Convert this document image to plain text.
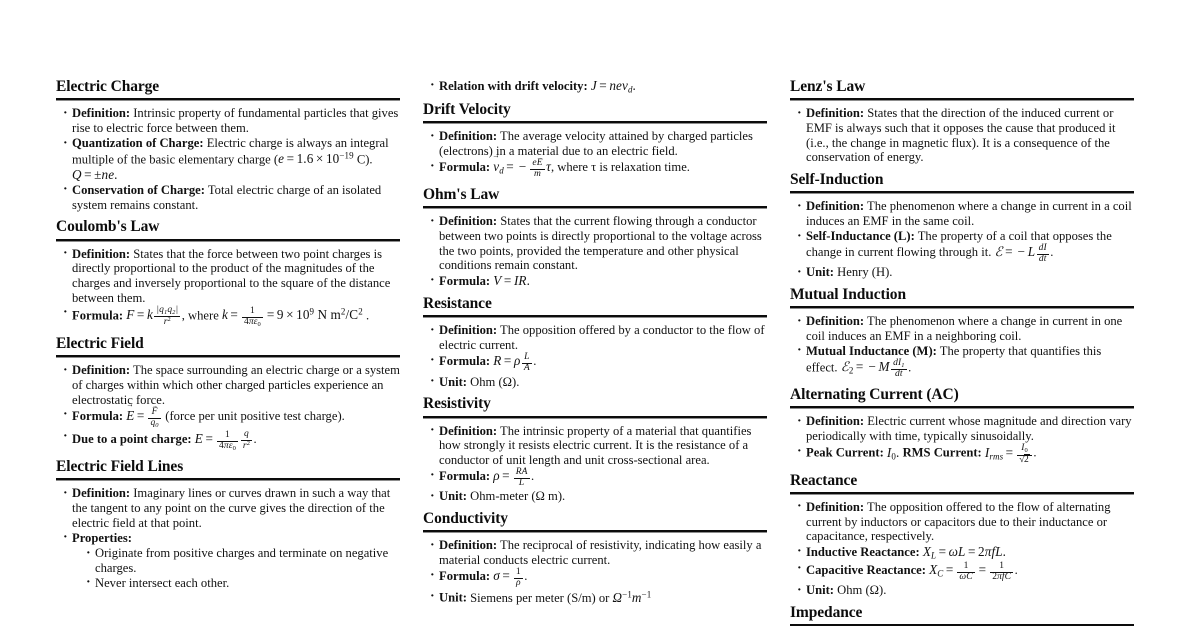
Electric Charge
· Definition: Intrinsic property of fundamental particles that gives rise to electric force between them.
· Quantization of Charge: Electric charge is always an integral multiple of the basic elementary charge ($e = 1.6 \times 10^{-19}$ C). Q = ±ne.
· Conservation of Charge: Total electric charge of an isolated system remains constant.
Coulomb's Law
· Definition: States that the force between two point charges is directly proportional to the product of the magnitudes of the charges and inversely proportional to the square of the distance between them.
· Formula: F = k $\frac{|q_1q_2|}{r^2}$ , where $k = \frac{1}{4\pi\varepsilon_0} = 9 \times 10^9$ N $m^2/C^2$ .
Electric Field
· Definition: The space surrounding an electric charge or a system of charges within which other charged particles experience an electrostatic force.
· Formula: E → = $\frac{F \to}{q_0}$ (force per unit positive test charge).
· Due to a point charge: $E = \frac{1}{4\pi\varepsilon_0} \frac{q}{r^2}$ .
Electric Field Lines
· Definition: Imaginary lines or curves drawn in such a way that the tangent to any point on the curve gives the direction of the electric field at that point.
· Properties:
· Originate from positive charges and terminate on negative charges.
· Never intersect each other.
· Relation with drift velocity: J → = nev $\to_d$.
Drift Velocity
· Definition: The average velocity attained by charged particles (electrons) in a material due to an electric field.
· Formula: $v \to_d$ = − $\frac{eE \to}{m} \tau$, where τ is relaxation time.
Ohm's Law
· Definition: States that the current flowing through a conductor between two points is directly proportional to the voltage across the two points, provided the temperature and other physical conditions remain constant.
· Formula: V = IR.
Resistance
· Definition: The opposition offered by a conductor to the flow of electric current.
· Formula: R = ρ $\frac{L}{A}$ .
· Unit: Ohm (Ω).
Resistivity
· Definition: The intrinsic property of a material that quantifies how strongly it resists electric current. It is the resistance of a conductor of unit length and unit cross-sectional area.
· Formula: $\rho = \frac{RA}{L}$ .
· Unit: Ohm-meter (Ω m).
Conductivity
· Definition: The reciprocal of resistivity, indicating how easily a material conducts electric current.
· Formula: $\sigma = \frac{1}{\rho}$ .
· Unit: Siemens per meter (S/m) or $\Omega^{-1}m^{-1}$
Lenz's Law
· Definition: States that the direction of the induced current or EMF is always such that it opposes the cause that produced it (i.e., the change in magnetic flux). It is a consequence of the conservation of energy.
Self-Induction
· Definition: The phenomenon where a change in current in a coil induces an EMF in the same coil.
· Self-Inductance (L): The property of a coil that opposes the change in current flowing through it. ℰ = − L $\frac{dI}{dt}$ .
· Unit: Henry (H).
Mutual Induction
· Definition: The phenomenon where a change in current in one coil induces an EMF in a neighboring coil.
· Mutual Inductance (M): The property that quantifies this effect. ℰ$_2$ = − M $\frac{dI_1}{dt}$ .
Alternating Current (AC)
· Definition: Electric current whose magnitude and direction vary periodically with time, typically sinusoidally.
· Peak Current: $I_0$. RMS Current: $I_{rms} = \frac{I_0}{√2}$ .
Reactance
· Definition: The opposition offered to the flow of alternating current by inductors or capacitors due to their inductance or capacitance, respectively.
· Inductive Reactance: $X_L = \omega L = 2\pi fL$.
· Capacitive Reactance: $X_C = \frac{1}{\omega C} = \frac{1}{\text{2πfC}}$ .
· Unit: Ohm (Ω).
Impedance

══════════

● Your instructions:
Write the lines above out again exactly, without any of their pictures.

● Solution:
Convert this document image to plain text.
Electric Charge
· Definition: Intrinsic property of fundamental particles that gives rise to electric force between them.
· Quantization of Charge: Electric charge is always an integral multiple of the basic elementary charge ($e = 1.6 \times 10^{-19}$ C). Q = ±ne.
· Conservation of Charge: Total electric charge of an isolated system remains constant.
Coulomb's Law
· Definition: States that the force between two point charges is directly proportional to the product of the magnitudes of the charges and inversely proportional to the square of the distance between them.
· Formula: F = k $\frac{|q_1q_2|}{r^2}$ , where $k = \frac{1}{4\pi\varepsilon_0} = 9 \times 10^9$ N $m^2/C^2$ .
Electric Field
· Definition: The space surrounding an electric charge or a system of charges within which other charged particles experience an electrostatic force.
· Formula: E → = $\frac{F \to}{q_0}$ (force per unit positive test charge).
· Due to a point charge: $E = \frac{1}{4\pi\varepsilon_0} \frac{q}{r^2}$ .
Electric Field Lines
· Definition: Imaginary lines or curves drawn in such a way that the tangent to any point on the curve gives the direction of the electric field at that point.
· Properties:
· Originate from positive charges and terminate on negative charges.
· Never intersect each other.
· Relation with drift velocity: J → = nev $\to_d$.
Drift Velocity
· Definition: The average velocity attained by charged particles (electrons) in a material due to an electric field.
· Formula: $v \to_d$ = − $\frac{eE \to}{m} \tau$, where τ is relaxation time.
Ohm's Law
· Definition: States that the current flowing through a conductor between two points is directly proportional to the voltage across the two points, provided the temperature and other physical conditions remain constant.
· Formula: V = IR.
Resistance
· Definition: The opposition offered by a conductor to the flow of electric current.
· Formula: R = ρ $\frac{L}{A}$ .
· Unit: Ohm (Ω).
Resistivity
· Definition: The intrinsic property of a material that quantifies how strongly it resists electric current. It is the resistance of a conductor of unit length and unit cross-sectional area.
· Formula: $\rho = \frac{RA}{L}$ .
· Unit: Ohm-meter (Ω m).
Conductivity
· Definition: The reciprocal of resistivity, indicating how easily a material conducts electric current.
· Formula: $\sigma = \frac{1}{\rho}$ .
· Unit: Siemens per meter (S/m) or $\Omega^{-1}m^{-1}$
Lenz's Law
· Definition: States that the direction of the induced current or EMF is always such that it opposes the cause that produced it (i.e., the change in magnetic flux). It is a consequence of the conservation of energy.
Self-Induction
· Definition: The phenomenon where a change in current in a coil induces an EMF in the same coil.
· Self-Inductance (L): The property of a coil that opposes the change in current flowing through it. ℰ = − L $\frac{dI}{dt}$ .
· Unit: Henry (H).
Mutual Induction
· Definition: The phenomenon where a change in current in one coil induces an EMF in a neighboring coil.
· Mutual Inductance (M): The property that quantifies this effect. ℰ$_2$ = − M $\frac{dI_1}{dt}$ .
Alternating Current (AC)
· Definition: Electric current whose magnitude and direction vary periodically with time, typically sinusoidally.
· Peak Current: $I_0$. RMS Current: $I_{rms} = \frac{I_0}{√2}$ .
Reactance
· Definition: The opposition offered to the flow of alternating current by inductors or capacitors due to their inductance or capacitance, respectively.
· Inductive Reactance: $X_L = \omega L = 2\pi fL$.
· Capacitive Reactance: $X_C = \frac{1}{\omega C} = \frac{1}{\text{2πfC}}$ .
· Unit: Ohm (Ω).
Impedance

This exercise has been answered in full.